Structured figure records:

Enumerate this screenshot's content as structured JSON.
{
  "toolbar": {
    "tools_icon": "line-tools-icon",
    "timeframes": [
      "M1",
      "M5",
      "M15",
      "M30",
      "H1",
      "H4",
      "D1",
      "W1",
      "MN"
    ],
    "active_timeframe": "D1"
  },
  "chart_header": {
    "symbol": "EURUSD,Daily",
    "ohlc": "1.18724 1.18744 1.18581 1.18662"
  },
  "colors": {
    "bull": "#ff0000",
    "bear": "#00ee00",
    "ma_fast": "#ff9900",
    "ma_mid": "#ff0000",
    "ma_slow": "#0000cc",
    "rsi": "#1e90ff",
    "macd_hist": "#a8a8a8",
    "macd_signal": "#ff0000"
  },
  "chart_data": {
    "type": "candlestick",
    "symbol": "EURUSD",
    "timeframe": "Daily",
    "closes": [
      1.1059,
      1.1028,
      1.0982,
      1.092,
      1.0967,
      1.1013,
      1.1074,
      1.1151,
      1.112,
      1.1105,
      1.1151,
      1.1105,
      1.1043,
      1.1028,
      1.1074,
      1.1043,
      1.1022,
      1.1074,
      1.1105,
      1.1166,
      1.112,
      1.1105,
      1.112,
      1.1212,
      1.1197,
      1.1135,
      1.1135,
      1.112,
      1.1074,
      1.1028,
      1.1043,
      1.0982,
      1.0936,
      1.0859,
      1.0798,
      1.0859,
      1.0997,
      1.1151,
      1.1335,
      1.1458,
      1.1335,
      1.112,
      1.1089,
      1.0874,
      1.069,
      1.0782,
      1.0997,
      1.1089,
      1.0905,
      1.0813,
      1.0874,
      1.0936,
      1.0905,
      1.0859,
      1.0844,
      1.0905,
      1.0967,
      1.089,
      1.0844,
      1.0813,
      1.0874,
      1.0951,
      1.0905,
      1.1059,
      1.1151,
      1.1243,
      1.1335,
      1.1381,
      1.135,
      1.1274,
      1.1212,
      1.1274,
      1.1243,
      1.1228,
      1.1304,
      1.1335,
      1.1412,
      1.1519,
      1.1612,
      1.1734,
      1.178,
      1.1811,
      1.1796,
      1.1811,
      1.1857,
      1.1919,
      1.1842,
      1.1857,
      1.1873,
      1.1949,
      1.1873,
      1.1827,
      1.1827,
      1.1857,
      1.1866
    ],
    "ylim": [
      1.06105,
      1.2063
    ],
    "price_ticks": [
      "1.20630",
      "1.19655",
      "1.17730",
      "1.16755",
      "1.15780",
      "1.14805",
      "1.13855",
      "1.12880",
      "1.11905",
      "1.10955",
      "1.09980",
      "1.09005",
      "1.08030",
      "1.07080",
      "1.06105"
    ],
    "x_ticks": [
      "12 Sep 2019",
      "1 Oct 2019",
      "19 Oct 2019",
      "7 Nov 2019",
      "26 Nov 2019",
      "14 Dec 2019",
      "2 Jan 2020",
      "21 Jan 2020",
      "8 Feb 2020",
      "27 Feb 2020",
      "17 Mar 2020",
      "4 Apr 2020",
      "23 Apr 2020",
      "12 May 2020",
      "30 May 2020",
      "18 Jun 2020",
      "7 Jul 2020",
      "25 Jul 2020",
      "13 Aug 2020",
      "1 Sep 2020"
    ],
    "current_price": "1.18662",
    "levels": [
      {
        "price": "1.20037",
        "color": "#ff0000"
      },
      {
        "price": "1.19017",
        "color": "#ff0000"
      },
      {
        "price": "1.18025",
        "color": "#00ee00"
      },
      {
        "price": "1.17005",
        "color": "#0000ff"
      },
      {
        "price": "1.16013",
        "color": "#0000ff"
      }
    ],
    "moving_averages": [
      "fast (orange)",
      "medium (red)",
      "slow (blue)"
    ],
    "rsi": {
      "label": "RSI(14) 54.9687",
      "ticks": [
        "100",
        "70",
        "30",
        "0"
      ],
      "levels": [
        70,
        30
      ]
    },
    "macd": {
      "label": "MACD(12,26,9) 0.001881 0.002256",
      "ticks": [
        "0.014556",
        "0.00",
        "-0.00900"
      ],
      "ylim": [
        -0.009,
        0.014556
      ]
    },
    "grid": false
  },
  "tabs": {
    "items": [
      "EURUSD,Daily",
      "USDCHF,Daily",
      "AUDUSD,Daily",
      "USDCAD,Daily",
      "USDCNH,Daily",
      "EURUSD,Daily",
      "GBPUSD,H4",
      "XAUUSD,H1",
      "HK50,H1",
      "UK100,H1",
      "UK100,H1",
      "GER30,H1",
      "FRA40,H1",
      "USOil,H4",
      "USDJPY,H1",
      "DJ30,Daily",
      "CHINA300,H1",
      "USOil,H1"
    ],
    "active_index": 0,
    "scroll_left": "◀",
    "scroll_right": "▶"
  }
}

Directions for this task: Print the material verbatim, all of it.

Result below:
Enumerate this screenshot's content as structured JSON.
{
  "toolbar": {
    "tools_icon": "line-tools-icon",
    "timeframes": [
      "M1",
      "M5",
      "M15",
      "M30",
      "H1",
      "H4",
      "D1",
      "W1",
      "MN"
    ],
    "active_timeframe": "D1"
  },
  "chart_header": {
    "symbol": "EURUSD,Daily",
    "ohlc": "1.18724 1.18744 1.18581 1.18662"
  },
  "colors": {
    "bull": "#ff0000",
    "bear": "#00ee00",
    "ma_fast": "#ff9900",
    "ma_mid": "#ff0000",
    "ma_slow": "#0000cc",
    "rsi": "#1e90ff",
    "macd_hist": "#a8a8a8",
    "macd_signal": "#ff0000"
  },
  "chart_data": {
    "type": "candlestick",
    "symbol": "EURUSD",
    "timeframe": "Daily",
    "closes": [
      1.1059,
      1.1028,
      1.0982,
      1.092,
      1.0967,
      1.1013,
      1.1074,
      1.1151,
      1.112,
      1.1105,
      1.1151,
      1.1105,
      1.1043,
      1.1028,
      1.1074,
      1.1043,
      1.1022,
      1.1074,
      1.1105,
      1.1166,
      1.112,
      1.1105,
      1.112,
      1.1212,
      1.1197,
      1.1135,
      1.1135,
      1.112,
      1.1074,
      1.1028,
      1.1043,
      1.0982,
      1.0936,
      1.0859,
      1.0798,
      1.0859,
      1.0997,
      1.1151,
      1.1335,
      1.1458,
      1.1335,
      1.112,
      1.1089,
      1.0874,
      1.069,
      1.0782,
      1.0997,
      1.1089,
      1.0905,
      1.0813,
      1.0874,
      1.0936,
      1.0905,
      1.0859,
      1.0844,
      1.0905,
      1.0967,
      1.089,
      1.0844,
      1.0813,
      1.0874,
      1.0951,
      1.0905,
      1.1059,
      1.1151,
      1.1243,
      1.1335,
      1.1381,
      1.135,
      1.1274,
      1.1212,
      1.1274,
      1.1243,
      1.1228,
      1.1304,
      1.1335,
      1.1412,
      1.1519,
      1.1612,
      1.1734,
      1.178,
      1.1811,
      1.1796,
      1.1811,
      1.1857,
      1.1919,
      1.1842,
      1.1857,
      1.1873,
      1.1949,
      1.1873,
      1.1827,
      1.1827,
      1.1857,
      1.1866
    ],
    "ylim": [
      1.06105,
      1.2063
    ],
    "price_ticks": [
      "1.20630",
      "1.19655",
      "1.17730",
      "1.16755",
      "1.15780",
      "1.14805",
      "1.13855",
      "1.12880",
      "1.11905",
      "1.10955",
      "1.09980",
      "1.09005",
      "1.08030",
      "1.07080",
      "1.06105"
    ],
    "x_ticks": [
      "12 Sep 2019",
      "1 Oct 2019",
      "19 Oct 2019",
      "7 Nov 2019",
      "26 Nov 2019",
      "14 Dec 2019",
      "2 Jan 2020",
      "21 Jan 2020",
      "8 Feb 2020",
      "27 Feb 2020",
      "17 Mar 2020",
      "4 Apr 2020",
      "23 Apr 2020",
      "12 May 2020",
      "30 May 2020",
      "18 Jun 2020",
      "7 Jul 2020",
      "25 Jul 2020",
      "13 Aug 2020",
      "1 Sep 2020"
    ],
    "current_price": "1.18662",
    "levels": [
      {
        "price": "1.20037",
        "color": "#ff0000"
      },
      {
        "price": "1.19017",
        "color": "#ff0000"
      },
      {
        "price": "1.18025",
        "color": "#00ee00"
      },
      {
        "price": "1.17005",
        "color": "#0000ff"
      },
      {
        "price": "1.16013",
        "color": "#0000ff"
      }
    ],
    "moving_averages": [
      "fast (orange)",
      "medium (red)",
      "slow (blue)"
    ],
    "rsi": {
      "label": "RSI(14) 54.9687",
      "ticks": [
        "100",
        "70",
        "30",
        "0"
      ],
      "levels": [
        70,
        30
      ]
    },
    "macd": {
      "label": "MACD(12,26,9) 0.001881 0.002256",
      "ticks": [
        "0.014556",
        "0.00",
        "-0.00900"
      ],
      "ylim": [
        -0.009,
        0.014556
      ]
    },
    "grid": false
  },
  "tabs": {
    "items": [
      "EURUSD,Daily",
      "USDCHF,Daily",
      "AUDUSD,Daily",
      "USDCAD,Daily",
      "USDCNH,Daily",
      "EURUSD,Daily",
      "GBPUSD,H4",
      "XAUUSD,H1",
      "HK50,H1",
      "UK100,H1",
      "UK100,H1",
      "GER30,H1",
      "FRA40,H1",
      "USOil,H4",
      "USDJPY,H1",
      "DJ30,Daily",
      "CHINA300,H1",
      "USOil,H1"
    ],
    "active_index": 0,
    "scroll_left": "◀",
    "scroll_right": "▶"
  }
}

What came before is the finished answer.